## WHAT THE TASK ASKS
State only how many lines below include the string "Temperature".

------ MATERIAL FOR THIS EXERCISE ------

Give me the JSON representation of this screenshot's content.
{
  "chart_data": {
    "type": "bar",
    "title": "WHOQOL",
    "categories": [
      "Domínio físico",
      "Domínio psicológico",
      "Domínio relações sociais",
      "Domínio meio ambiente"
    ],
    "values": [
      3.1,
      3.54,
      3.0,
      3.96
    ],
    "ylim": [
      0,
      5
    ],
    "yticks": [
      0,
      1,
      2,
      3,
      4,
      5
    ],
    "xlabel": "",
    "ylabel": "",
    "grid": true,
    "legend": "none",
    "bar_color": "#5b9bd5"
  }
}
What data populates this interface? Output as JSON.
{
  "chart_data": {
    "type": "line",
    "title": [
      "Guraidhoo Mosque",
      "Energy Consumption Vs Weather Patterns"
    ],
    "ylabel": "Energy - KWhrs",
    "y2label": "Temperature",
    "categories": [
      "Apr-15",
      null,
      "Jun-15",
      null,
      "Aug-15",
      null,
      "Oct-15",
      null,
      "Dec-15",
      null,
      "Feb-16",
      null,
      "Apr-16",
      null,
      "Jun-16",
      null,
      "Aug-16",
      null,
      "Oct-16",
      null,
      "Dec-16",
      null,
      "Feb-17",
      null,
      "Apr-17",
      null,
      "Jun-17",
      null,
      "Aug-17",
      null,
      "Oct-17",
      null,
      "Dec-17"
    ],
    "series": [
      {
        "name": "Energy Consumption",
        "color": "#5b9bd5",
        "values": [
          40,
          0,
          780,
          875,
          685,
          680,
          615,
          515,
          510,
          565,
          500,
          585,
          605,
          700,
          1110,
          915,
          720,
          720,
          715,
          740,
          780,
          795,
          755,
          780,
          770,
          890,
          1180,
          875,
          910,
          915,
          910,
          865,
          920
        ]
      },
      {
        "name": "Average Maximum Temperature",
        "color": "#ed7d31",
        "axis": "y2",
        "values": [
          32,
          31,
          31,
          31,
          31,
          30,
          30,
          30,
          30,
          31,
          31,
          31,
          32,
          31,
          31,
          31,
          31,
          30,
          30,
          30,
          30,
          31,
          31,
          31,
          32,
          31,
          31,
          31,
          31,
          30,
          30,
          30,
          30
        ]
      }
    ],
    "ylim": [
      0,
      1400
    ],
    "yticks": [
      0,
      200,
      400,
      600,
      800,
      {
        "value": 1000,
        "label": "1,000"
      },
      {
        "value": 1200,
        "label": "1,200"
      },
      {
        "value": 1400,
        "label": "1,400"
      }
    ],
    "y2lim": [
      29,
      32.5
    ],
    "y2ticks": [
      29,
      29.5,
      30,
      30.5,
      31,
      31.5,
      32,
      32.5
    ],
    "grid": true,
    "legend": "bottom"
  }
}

------

## SOLUTION TO THIS PROBLEM
2